- [Your objective] Provide only the number of lines in the records below that include "data".
══ Supplied records
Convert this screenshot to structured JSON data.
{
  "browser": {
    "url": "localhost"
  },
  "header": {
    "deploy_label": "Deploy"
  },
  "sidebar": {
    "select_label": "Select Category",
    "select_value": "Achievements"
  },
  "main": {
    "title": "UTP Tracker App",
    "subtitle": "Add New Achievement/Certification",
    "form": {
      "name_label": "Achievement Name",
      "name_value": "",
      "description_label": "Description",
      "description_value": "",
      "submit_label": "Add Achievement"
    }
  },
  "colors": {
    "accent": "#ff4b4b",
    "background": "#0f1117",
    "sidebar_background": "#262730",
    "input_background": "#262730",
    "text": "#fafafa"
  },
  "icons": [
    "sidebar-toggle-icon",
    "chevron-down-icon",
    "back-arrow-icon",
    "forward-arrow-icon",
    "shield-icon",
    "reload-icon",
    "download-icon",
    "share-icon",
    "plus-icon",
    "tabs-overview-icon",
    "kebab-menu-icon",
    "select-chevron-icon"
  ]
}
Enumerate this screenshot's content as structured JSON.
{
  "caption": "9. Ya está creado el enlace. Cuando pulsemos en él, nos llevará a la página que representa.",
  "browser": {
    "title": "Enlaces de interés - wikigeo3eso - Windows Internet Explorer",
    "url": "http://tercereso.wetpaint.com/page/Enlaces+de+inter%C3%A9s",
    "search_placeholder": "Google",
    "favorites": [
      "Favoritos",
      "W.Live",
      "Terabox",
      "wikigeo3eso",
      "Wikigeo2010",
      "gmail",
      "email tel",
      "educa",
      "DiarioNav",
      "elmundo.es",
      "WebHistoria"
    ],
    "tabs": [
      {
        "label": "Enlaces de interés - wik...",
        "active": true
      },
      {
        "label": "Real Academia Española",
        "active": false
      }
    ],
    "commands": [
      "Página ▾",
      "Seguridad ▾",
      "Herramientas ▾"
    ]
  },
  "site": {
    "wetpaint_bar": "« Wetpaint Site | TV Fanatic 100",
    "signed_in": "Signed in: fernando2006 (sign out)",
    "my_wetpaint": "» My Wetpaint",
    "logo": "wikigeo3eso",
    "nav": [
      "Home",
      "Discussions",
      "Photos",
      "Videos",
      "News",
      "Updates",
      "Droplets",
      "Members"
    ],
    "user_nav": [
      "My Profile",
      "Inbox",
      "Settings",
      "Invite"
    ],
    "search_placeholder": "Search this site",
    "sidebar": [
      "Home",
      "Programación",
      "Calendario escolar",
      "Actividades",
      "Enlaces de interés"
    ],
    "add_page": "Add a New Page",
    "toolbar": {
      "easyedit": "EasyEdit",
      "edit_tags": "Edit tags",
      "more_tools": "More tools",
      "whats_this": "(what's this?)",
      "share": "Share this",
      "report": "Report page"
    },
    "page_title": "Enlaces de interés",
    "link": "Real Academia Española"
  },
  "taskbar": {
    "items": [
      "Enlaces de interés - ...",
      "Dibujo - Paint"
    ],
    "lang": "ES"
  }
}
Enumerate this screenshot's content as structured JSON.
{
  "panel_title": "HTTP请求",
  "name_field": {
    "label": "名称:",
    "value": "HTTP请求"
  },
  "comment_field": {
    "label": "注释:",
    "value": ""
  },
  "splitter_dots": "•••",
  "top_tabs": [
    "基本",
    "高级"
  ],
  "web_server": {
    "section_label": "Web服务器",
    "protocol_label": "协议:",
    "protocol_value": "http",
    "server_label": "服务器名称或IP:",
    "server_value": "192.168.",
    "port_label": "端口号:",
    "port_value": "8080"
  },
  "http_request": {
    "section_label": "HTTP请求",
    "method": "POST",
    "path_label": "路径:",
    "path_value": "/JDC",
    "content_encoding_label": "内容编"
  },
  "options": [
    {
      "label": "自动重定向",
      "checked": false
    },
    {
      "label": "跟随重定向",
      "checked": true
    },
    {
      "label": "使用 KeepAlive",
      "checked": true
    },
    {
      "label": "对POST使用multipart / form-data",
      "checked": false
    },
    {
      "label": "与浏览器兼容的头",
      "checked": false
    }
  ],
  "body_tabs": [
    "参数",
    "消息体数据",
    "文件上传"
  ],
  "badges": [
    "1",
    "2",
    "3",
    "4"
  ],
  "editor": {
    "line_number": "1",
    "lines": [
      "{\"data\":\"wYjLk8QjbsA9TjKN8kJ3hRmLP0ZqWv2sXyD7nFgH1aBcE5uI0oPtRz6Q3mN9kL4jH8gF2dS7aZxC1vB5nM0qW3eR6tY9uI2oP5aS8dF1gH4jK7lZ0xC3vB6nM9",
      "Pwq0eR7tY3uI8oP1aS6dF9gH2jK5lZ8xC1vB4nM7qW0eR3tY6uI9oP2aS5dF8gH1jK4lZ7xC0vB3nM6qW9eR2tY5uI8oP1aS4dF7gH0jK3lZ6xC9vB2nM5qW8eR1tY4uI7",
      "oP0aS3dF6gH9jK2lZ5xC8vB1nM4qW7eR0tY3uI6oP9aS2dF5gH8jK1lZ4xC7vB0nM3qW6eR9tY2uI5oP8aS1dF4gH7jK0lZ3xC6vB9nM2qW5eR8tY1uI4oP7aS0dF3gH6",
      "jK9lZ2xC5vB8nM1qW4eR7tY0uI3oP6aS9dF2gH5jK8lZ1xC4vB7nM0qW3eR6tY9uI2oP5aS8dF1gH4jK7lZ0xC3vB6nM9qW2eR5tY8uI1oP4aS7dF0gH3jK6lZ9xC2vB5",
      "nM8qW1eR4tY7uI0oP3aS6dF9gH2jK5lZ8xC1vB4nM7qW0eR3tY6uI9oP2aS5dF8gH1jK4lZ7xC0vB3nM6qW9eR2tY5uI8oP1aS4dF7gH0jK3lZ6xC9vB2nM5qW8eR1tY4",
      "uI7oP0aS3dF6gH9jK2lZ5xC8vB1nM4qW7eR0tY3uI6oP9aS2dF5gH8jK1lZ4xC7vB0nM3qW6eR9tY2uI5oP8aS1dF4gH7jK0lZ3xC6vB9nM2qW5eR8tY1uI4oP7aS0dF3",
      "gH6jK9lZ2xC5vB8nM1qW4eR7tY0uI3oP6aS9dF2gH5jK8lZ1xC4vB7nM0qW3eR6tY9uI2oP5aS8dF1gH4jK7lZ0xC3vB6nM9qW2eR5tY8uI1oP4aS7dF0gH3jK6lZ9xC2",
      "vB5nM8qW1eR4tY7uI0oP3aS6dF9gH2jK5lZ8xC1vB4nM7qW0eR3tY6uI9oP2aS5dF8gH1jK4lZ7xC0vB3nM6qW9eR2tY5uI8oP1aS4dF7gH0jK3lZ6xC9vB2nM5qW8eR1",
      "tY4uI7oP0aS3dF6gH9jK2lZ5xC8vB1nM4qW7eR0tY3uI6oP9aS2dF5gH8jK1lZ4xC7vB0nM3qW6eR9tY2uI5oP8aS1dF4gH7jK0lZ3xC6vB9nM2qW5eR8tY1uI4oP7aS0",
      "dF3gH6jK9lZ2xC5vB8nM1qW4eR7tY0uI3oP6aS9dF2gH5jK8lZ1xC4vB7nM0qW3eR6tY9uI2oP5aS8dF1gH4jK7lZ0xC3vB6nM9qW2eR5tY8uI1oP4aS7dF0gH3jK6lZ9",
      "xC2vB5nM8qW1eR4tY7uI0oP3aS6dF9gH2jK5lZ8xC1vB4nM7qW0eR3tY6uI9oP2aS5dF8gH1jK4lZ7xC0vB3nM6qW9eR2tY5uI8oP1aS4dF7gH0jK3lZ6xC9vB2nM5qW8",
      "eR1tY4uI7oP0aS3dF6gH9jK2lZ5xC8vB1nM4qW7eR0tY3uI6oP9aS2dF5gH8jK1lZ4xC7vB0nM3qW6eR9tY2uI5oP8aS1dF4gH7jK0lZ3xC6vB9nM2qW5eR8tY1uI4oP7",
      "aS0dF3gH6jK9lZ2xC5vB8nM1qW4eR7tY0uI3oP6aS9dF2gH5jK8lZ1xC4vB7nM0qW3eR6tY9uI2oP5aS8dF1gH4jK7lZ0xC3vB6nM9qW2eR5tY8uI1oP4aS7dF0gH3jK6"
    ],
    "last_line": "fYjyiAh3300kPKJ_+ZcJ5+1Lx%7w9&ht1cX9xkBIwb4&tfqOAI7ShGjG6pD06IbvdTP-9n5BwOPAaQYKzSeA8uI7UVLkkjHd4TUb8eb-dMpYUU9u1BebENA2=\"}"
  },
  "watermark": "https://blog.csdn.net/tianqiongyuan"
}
════
- [Correct output] 3